■ Dataset
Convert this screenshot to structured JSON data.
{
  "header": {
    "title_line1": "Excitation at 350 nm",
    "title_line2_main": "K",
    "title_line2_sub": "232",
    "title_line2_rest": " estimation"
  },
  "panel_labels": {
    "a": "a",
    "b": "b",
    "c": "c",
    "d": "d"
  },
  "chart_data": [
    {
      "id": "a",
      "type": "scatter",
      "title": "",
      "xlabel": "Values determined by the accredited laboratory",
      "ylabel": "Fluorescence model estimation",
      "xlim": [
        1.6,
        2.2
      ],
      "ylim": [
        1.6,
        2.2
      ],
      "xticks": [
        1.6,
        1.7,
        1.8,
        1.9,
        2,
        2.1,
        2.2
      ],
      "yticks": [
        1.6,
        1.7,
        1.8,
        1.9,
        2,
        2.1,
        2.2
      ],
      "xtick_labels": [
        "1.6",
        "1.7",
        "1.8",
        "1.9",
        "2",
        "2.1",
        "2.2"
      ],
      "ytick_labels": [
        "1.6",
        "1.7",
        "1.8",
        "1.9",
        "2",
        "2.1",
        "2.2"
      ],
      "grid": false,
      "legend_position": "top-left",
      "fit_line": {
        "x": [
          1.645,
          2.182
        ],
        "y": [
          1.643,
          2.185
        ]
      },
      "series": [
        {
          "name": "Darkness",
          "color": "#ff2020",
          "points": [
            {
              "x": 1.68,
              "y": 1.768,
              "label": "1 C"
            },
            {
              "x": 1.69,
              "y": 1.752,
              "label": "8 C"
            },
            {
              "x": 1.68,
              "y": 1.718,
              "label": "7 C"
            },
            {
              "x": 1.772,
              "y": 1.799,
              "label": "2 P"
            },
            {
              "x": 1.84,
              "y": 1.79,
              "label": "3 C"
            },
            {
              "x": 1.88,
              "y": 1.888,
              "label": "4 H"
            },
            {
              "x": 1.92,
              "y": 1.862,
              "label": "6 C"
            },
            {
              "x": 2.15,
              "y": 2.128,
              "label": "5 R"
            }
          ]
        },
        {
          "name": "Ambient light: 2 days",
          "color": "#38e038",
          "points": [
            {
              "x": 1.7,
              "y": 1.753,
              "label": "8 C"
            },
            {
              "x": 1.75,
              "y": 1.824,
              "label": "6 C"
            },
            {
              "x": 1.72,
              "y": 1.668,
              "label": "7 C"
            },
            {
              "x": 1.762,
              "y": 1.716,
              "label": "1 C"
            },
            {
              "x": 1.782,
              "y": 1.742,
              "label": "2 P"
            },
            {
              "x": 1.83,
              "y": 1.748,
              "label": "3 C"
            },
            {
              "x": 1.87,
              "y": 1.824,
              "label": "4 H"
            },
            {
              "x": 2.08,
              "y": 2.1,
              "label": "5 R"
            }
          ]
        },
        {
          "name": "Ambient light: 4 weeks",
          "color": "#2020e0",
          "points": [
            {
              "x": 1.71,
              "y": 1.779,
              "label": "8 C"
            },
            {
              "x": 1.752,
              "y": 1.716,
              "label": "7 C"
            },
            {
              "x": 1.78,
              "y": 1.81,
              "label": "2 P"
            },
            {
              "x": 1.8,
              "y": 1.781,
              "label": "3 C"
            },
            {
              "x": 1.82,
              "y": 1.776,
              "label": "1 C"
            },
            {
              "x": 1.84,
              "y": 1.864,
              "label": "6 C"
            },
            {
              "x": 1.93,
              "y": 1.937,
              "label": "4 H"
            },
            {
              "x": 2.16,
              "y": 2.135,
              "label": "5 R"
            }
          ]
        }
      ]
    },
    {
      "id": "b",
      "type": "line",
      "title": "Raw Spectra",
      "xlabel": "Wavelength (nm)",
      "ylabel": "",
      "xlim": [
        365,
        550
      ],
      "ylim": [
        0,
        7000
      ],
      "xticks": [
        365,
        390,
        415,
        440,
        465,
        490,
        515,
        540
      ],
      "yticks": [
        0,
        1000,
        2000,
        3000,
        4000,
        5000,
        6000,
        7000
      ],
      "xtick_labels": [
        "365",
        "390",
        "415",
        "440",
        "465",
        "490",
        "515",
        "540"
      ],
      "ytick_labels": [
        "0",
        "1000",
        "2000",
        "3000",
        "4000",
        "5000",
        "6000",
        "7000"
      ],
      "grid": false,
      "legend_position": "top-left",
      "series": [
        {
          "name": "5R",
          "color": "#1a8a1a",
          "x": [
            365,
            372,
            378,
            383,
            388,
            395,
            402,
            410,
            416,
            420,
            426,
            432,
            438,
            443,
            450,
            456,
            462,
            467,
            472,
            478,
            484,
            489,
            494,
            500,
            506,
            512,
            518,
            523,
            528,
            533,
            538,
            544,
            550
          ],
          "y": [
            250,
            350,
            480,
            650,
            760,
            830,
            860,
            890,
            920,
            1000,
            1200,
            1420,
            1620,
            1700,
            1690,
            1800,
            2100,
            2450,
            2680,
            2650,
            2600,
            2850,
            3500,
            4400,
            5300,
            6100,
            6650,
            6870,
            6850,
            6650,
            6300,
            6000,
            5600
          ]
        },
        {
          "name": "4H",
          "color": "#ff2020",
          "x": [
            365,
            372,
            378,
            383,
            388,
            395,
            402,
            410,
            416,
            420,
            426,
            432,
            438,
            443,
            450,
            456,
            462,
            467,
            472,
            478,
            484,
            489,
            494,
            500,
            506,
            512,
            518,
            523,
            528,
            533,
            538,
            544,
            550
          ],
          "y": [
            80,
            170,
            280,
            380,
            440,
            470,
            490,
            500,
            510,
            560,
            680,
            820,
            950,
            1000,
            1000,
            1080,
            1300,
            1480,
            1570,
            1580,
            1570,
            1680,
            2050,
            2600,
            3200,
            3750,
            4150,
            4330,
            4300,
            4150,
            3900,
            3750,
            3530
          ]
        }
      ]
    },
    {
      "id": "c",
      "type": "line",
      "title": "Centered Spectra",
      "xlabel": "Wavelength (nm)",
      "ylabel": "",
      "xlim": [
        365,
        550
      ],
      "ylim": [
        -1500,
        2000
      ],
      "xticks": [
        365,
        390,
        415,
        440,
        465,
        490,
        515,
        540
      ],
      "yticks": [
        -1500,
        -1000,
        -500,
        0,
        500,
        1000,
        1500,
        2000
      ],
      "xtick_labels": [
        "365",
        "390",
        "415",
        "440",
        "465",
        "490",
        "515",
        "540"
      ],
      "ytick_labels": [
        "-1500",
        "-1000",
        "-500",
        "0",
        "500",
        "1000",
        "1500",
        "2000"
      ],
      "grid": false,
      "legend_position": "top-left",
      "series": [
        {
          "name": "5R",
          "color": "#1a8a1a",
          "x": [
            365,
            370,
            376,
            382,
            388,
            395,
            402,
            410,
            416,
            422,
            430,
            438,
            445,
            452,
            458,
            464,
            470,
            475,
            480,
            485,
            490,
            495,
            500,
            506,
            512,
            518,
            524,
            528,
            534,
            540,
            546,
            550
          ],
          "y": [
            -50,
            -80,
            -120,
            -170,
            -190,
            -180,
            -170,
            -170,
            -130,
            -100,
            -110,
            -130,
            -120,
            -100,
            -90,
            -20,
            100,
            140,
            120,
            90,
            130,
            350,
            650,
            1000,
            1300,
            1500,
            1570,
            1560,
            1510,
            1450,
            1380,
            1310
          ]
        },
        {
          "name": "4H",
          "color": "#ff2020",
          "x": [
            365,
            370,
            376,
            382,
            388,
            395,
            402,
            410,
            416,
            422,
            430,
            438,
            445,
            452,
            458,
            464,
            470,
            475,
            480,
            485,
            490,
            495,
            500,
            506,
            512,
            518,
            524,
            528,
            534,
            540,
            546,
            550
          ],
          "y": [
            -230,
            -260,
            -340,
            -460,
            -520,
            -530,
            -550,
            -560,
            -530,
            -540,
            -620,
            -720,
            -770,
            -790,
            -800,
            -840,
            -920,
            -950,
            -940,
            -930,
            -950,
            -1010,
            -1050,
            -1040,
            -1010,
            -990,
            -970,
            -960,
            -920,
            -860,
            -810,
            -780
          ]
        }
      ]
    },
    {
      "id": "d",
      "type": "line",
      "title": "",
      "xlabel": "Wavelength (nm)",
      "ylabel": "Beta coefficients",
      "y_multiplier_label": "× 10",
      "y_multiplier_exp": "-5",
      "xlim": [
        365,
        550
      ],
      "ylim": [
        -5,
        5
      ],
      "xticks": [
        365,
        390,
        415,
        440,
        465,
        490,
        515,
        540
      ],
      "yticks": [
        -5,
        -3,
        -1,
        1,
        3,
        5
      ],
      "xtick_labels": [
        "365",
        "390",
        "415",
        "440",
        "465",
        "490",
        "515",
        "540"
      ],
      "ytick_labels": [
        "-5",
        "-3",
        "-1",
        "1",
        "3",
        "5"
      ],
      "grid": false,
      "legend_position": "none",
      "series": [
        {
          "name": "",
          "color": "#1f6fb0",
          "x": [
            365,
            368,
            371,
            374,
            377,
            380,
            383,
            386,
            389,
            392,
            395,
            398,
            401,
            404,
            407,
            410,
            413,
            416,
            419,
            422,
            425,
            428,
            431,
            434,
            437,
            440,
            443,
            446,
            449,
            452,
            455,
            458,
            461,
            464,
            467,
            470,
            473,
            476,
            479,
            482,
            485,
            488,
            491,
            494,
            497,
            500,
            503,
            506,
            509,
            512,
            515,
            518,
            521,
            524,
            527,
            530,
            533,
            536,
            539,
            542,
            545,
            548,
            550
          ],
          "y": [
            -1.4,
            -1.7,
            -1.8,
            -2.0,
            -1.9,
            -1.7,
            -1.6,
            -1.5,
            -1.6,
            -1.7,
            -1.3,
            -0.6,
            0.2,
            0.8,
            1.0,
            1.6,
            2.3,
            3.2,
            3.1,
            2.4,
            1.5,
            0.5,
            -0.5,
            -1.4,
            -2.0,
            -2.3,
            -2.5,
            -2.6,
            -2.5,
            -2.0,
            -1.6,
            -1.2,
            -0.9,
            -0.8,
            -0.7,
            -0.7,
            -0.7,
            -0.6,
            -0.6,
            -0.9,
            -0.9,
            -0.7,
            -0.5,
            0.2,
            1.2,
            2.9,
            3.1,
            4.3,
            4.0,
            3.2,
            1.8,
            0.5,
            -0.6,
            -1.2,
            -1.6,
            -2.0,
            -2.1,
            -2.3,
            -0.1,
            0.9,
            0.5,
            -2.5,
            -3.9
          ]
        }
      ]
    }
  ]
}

■ Goal
Using the records above, copy every line that has the word "estimation" in it.

■ Response to this task
    "title_line2_rest": " estimation"
      "ylabel": "Fluorescence model estimation",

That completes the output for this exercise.